WHAT YOU HAVE TO DO -
Pictures are to be omitted; everything else in the data must be transcribed exactly.

══ RECORDS

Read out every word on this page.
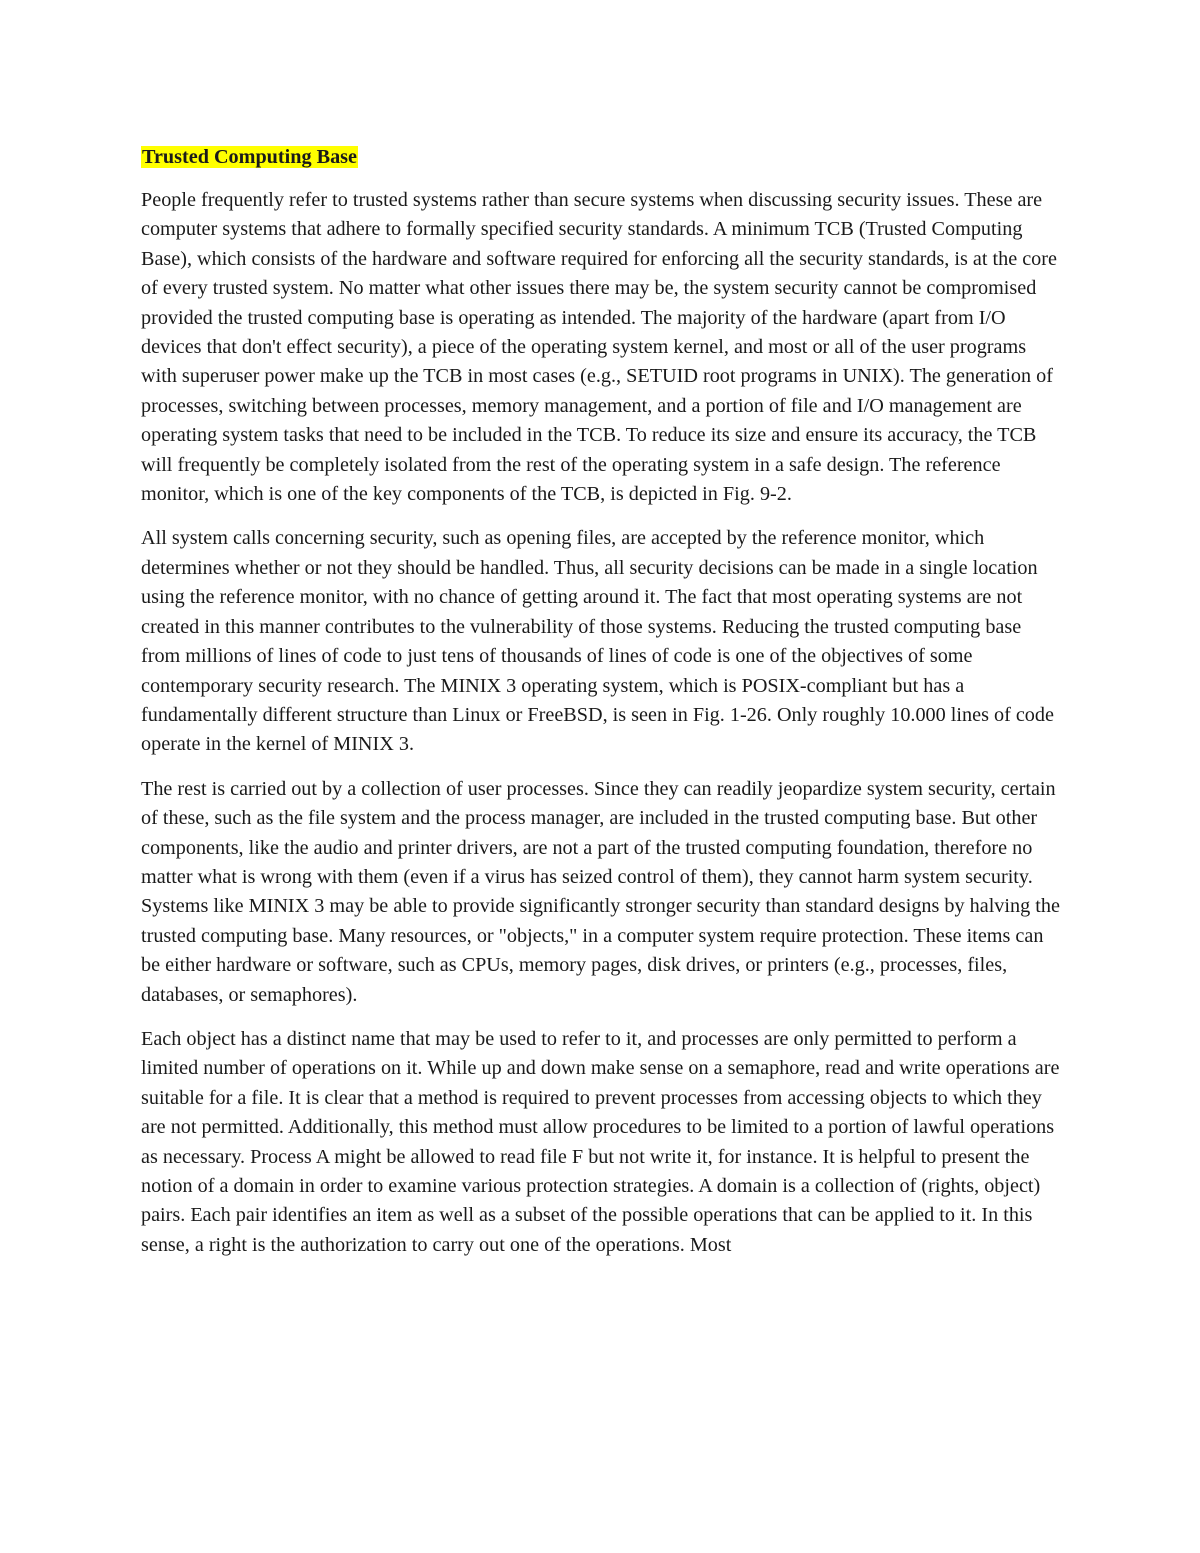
Trusted Computing Base

People frequently refer to trusted systems rather than secure systems when discussing security issues. These are computer systems that adhere to formally specified security standards. A minimum TCB (Trusted Computing Base), which consists of the hardware and software required for enforcing all the security standards, is at the core of every trusted system. No matter what other issues there may be, the system security cannot be compromised provided the trusted computing base is operating as intended. The majority of the hardware (apart from I/O devices that don't effect security), a piece of the operating system kernel, and most or all of the user programs with superuser power make up the TCB in most cases (e.g., SETUID root programs in UNIX). The generation of processes, switching between processes, memory management, and a portion of file and I/O management are operating system tasks that need to be included in the TCB. To reduce its size and ensure its accuracy, the TCB will frequently be completely isolated from the rest of the operating system in a safe design. The reference monitor, which is one of the key components of the TCB, is depicted in Fig. 9-2.

All system calls concerning security, such as opening files, are accepted by the reference monitor, which determines whether or not they should be handled. Thus, all security decisions can be made in a single location using the reference monitor, with no chance of getting around it. The fact that most operating systems are not created in this manner contributes to the vulnerability of those systems. Reducing the trusted computing base from millions of lines of code to just tens of thousands of lines of code is one of the objectives of some contemporary security research. The MINIX 3 operating system, which is POSIX-compliant but has a fundamentally different structure than Linux or FreeBSD, is seen in Fig. 1-26. Only roughly 10.000 lines of code operate in the kernel of MINIX 3.

The rest is carried out by a collection of user processes. Since they can readily jeopardize system security, certain of these, such as the file system and the process manager, are included in the trusted computing base. But other components, like the audio and printer drivers, are not a part of the trusted computing foundation, therefore no matter what is wrong with them (even if a virus has seized control of them), they cannot harm system security. Systems like MINIX 3 may be able to provide significantly stronger security than standard designs by halving the trusted computing base. Many resources, or "objects," in a computer system require protection. These items can be either hardware or software, such as CPUs, memory pages, disk drives, or printers (e.g., processes, files, databases, or semaphores).

Each object has a distinct name that may be used to refer to it, and processes are only permitted to perform a limited number of operations on it. While up and down make sense on a semaphore, read and write operations are suitable for a file. It is clear that a method is required to prevent processes from accessing objects to which they are not permitted. Additionally, this method must allow procedures to be limited to a portion of lawful operations as necessary. Process A might be allowed to read file F but not write it, for instance. It is helpful to present the notion of a domain in order to examine various protection strategies. A domain is a collection of (rights, object) pairs. Each pair identifies an item as well as a subset of the possible operations that can be applied to it. In this sense, a right is the authorization to carry out one of the operations. Most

════

SOLUTION -
Read out every word on this page.
Trusted Computing Base

People frequently refer to trusted systems rather than secure systems when discussing security issues. These are computer systems that adhere to formally specified security standards. A minimum TCB (Trusted Computing Base), which consists of the hardware and software required for enforcing all the security standards, is at the core of every trusted system. No matter what other issues there may be, the system security cannot be compromised provided the trusted computing base is operating as intended. The majority of the hardware (apart from I/O devices that don't effect security), a piece of the operating system kernel, and most or all of the user programs with superuser power make up the TCB in most cases (e.g., SETUID root programs in UNIX). The generation of processes, switching between processes, memory management, and a portion of file and I/O management are operating system tasks that need to be included in the TCB. To reduce its size and ensure its accuracy, the TCB will frequently be completely isolated from the rest of the operating system in a safe design. The reference monitor, which is one of the key components of the TCB, is depicted in Fig. 9-2.

All system calls concerning security, such as opening files, are accepted by the reference monitor, which determines whether or not they should be handled. Thus, all security decisions can be made in a single location using the reference monitor, with no chance of getting around it. The fact that most operating systems are not created in this manner contributes to the vulnerability of those systems. Reducing the trusted computing base from millions of lines of code to just tens of thousands of lines of code is one of the objectives of some contemporary security research. The MINIX 3 operating system, which is POSIX-compliant but has a fundamentally different structure than Linux or FreeBSD, is seen in Fig. 1-26. Only roughly 10.000 lines of code operate in the kernel of MINIX 3.

The rest is carried out by a collection of user processes. Since they can readily jeopardize system security, certain of these, such as the file system and the process manager, are included in the trusted computing base. But other components, like the audio and printer drivers, are not a part of the trusted computing foundation, therefore no matter what is wrong with them (even if a virus has seized control of them), they cannot harm system security. Systems like MINIX 3 may be able to provide significantly stronger security than standard designs by halving the trusted computing base. Many resources, or "objects," in a computer system require protection. These items can be either hardware or software, such as CPUs, memory pages, disk drives, or printers (e.g., processes, files, databases, or semaphores).

Each object has a distinct name that may be used to refer to it, and processes are only permitted to perform a limited number of operations on it. While up and down make sense on a semaphore, read and write operations are suitable for a file. It is clear that a method is required to prevent processes from accessing objects to which they are not permitted. Additionally, this method must allow procedures to be limited to a portion of lawful operations as necessary. Process A might be allowed to read file F but not write it, for instance. It is helpful to present the notion of a domain in order to examine various protection strategies. A domain is a collection of (rights, object) pairs. Each pair identifies an item as well as a subset of the possible operations that can be applied to it. In this sense, a right is the authorization to carry out one of the operations. Most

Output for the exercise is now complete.